[Exercise task]: Transcribe the records that follow. Keep every word exactly, and drop the pictures.

Recorded data

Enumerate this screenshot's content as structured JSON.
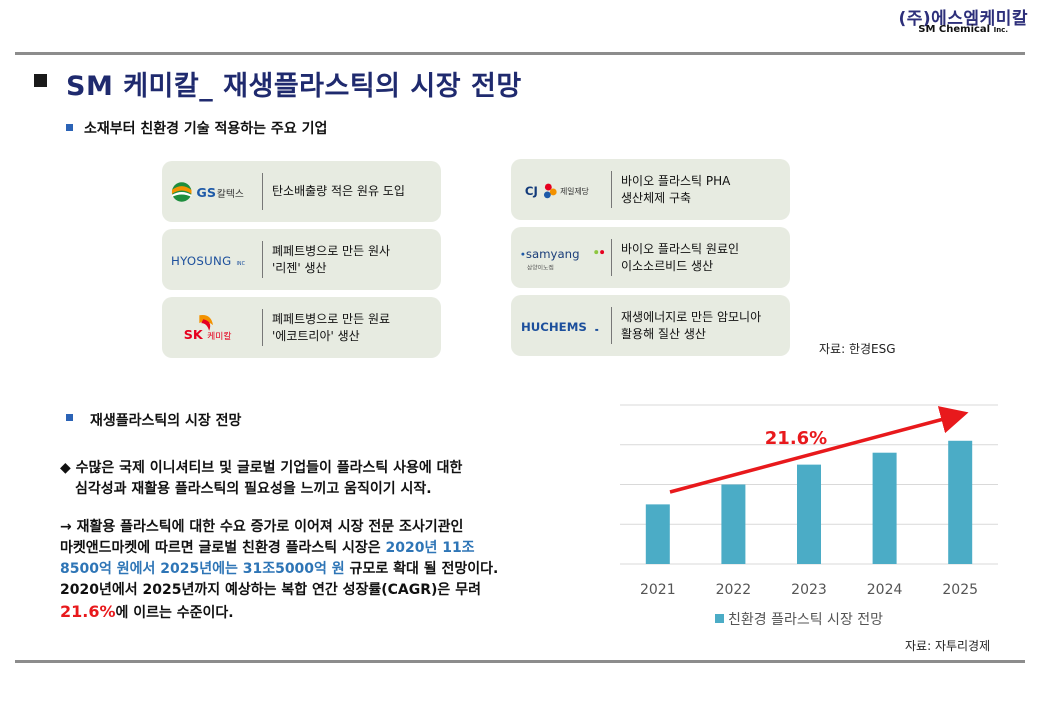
{
  "header": {
    "company_ko": "(주)에스엠케미칼",
    "company_en": "SM Chemical",
    "company_en_suffix": "Inc."
  },
  "title": "SM 케미칼_ 재생플라스틱의 시장 전망",
  "section1": {
    "heading": "소재부터 친환경 기술 적용하는 주요 기업",
    "cards": [
      {
        "logo": "GS 칼텍스",
        "line1": "탄소배출량 적은 원유 도입",
        "line2": ""
      },
      {
        "logo": "HYOSUNG",
        "line1": "폐페트병으로 만든 원사",
        "line2": "'리젠' 생산"
      },
      {
        "logo": "SK 케미칼",
        "line1": "폐페트병으로 만든 원료",
        "line2": "'에코트리아' 생산"
      },
      {
        "logo": "CJ 제일제당",
        "line1": "바이오 플라스틱 PHA",
        "line2": "생산체제 구축"
      },
      {
        "logo": "samyang",
        "line1": "바이오 플라스틱 원료인",
        "line2": "이소소르비드 생산"
      },
      {
        "logo": "HUCHEMS",
        "line1": "재생에너지로 만든 암모니아",
        "line2": "활용해 질산 생산"
      }
    ],
    "logo_extras": {
      "hyosung_suffix": "INC",
      "samyang_sub": "삼양이노켐"
    },
    "source": "자료: 한경ESG"
  },
  "section2": {
    "heading": "재생플라스틱의 시장 전망",
    "bullet": "수많은 국제 이니셔티브 및 글로벌 기업들이 플라스틱 사용에 대한",
    "bullet_cont": "심각성과 재활용 플라스틱의 필요성을 느끼고 움직이기 시작.",
    "para_intro": "→ 재활용 플라스틱에 대한 수요 증가로 이어져 시장 전문 조사기관인",
    "para_line2": "마켓앤드마켓에 따르면 글로벌 친환경 플라스틱 시장은 ",
    "para_hl1a": "2020년 11조",
    "para_hl1b": "8500억 원에서 2025년에는 31조5000억 원",
    "para_line3_rest": " 규모로 확대 될 전망이다.",
    "para_line4": "2020년에서 2025년까지 예상하는 복합 연간 성장률(CAGR)은 무려",
    "para_hl2": "21.6%",
    "para_line5_rest": "에 이르는 수준이다."
  },
  "chart_data": {
    "type": "bar",
    "categories": [
      "2021",
      "2022",
      "2023",
      "2024",
      "2025"
    ],
    "series": [
      {
        "name": "친환경 플라스틱 시장 전망",
        "values": [
          15,
          20,
          25,
          28,
          31
        ]
      }
    ],
    "ylim": [
      0,
      40
    ],
    "grid": true,
    "annotation": "21.6%",
    "legend_position": "bottom",
    "bar_color": "#4bacc6",
    "source": "자료: 자투리경제"
  }
}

[The result]:
Enumerate this screenshot's content as structured JSON.
{
  "header": {
    "company_ko": "(주)에스엠케미칼",
    "company_en": "SM Chemical",
    "company_en_suffix": "Inc."
  },
  "title": "SM 케미칼_ 재생플라스틱의 시장 전망",
  "section1": {
    "heading": "소재부터 친환경 기술 적용하는 주요 기업",
    "cards": [
      {
        "logo": "GS 칼텍스",
        "line1": "탄소배출량 적은 원유 도입",
        "line2": ""
      },
      {
        "logo": "HYOSUNG",
        "line1": "폐페트병으로 만든 원사",
        "line2": "'리젠' 생산"
      },
      {
        "logo": "SK 케미칼",
        "line1": "폐페트병으로 만든 원료",
        "line2": "'에코트리아' 생산"
      },
      {
        "logo": "CJ 제일제당",
        "line1": "바이오 플라스틱 PHA",
        "line2": "생산체제 구축"
      },
      {
        "logo": "samyang",
        "line1": "바이오 플라스틱 원료인",
        "line2": "이소소르비드 생산"
      },
      {
        "logo": "HUCHEMS",
        "line1": "재생에너지로 만든 암모니아",
        "line2": "활용해 질산 생산"
      }
    ],
    "logo_extras": {
      "hyosung_suffix": "INC",
      "samyang_sub": "삼양이노켐"
    },
    "source": "자료: 한경ESG"
  },
  "section2": {
    "heading": "재생플라스틱의 시장 전망",
    "bullet": "수많은 국제 이니셔티브 및 글로벌 기업들이 플라스틱 사용에 대한",
    "bullet_cont": "심각성과 재활용 플라스틱의 필요성을 느끼고 움직이기 시작.",
    "para_intro": "→ 재활용 플라스틱에 대한 수요 증가로 이어져 시장 전문 조사기관인",
    "para_line2": "마켓앤드마켓에 따르면 글로벌 친환경 플라스틱 시장은 ",
    "para_hl1a": "2020년 11조",
    "para_hl1b": "8500억 원에서 2025년에는 31조5000억 원",
    "para_line3_rest": " 규모로 확대 될 전망이다.",
    "para_line4": "2020년에서 2025년까지 예상하는 복합 연간 성장률(CAGR)은 무려",
    "para_hl2": "21.6%",
    "para_line5_rest": "에 이르는 수준이다."
  },
  "chart_data": {
    "type": "bar",
    "categories": [
      "2021",
      "2022",
      "2023",
      "2024",
      "2025"
    ],
    "series": [
      {
        "name": "친환경 플라스틱 시장 전망",
        "values": [
          15,
          20,
          25,
          28,
          31
        ]
      }
    ],
    "ylim": [
      0,
      40
    ],
    "grid": true,
    "annotation": "21.6%",
    "legend_position": "bottom",
    "bar_color": "#4bacc6",
    "source": "자료: 자투리경제"
  }
}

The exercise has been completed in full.